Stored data

>> Start

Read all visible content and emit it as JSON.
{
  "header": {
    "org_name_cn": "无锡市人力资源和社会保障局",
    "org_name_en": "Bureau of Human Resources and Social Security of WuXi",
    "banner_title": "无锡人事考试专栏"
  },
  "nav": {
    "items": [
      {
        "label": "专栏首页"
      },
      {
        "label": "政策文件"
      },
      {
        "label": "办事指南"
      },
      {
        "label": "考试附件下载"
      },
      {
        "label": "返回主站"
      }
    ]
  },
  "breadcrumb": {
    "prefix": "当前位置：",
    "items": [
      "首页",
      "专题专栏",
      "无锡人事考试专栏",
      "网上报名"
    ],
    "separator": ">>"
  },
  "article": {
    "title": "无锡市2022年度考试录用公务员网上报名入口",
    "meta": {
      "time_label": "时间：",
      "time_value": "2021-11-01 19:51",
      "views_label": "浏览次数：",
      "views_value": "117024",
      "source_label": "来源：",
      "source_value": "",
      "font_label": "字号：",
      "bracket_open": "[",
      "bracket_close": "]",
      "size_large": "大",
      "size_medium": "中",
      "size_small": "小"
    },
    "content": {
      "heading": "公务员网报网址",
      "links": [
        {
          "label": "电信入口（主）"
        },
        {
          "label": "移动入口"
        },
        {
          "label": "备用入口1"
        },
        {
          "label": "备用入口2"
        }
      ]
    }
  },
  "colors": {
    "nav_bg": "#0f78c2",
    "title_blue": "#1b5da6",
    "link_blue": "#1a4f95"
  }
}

>> End

— Task to complete —
In the entries above, find each line with the string "content" and copy it.

— Exercise response —
Read all visible content and emit it as JSON.
    "content": {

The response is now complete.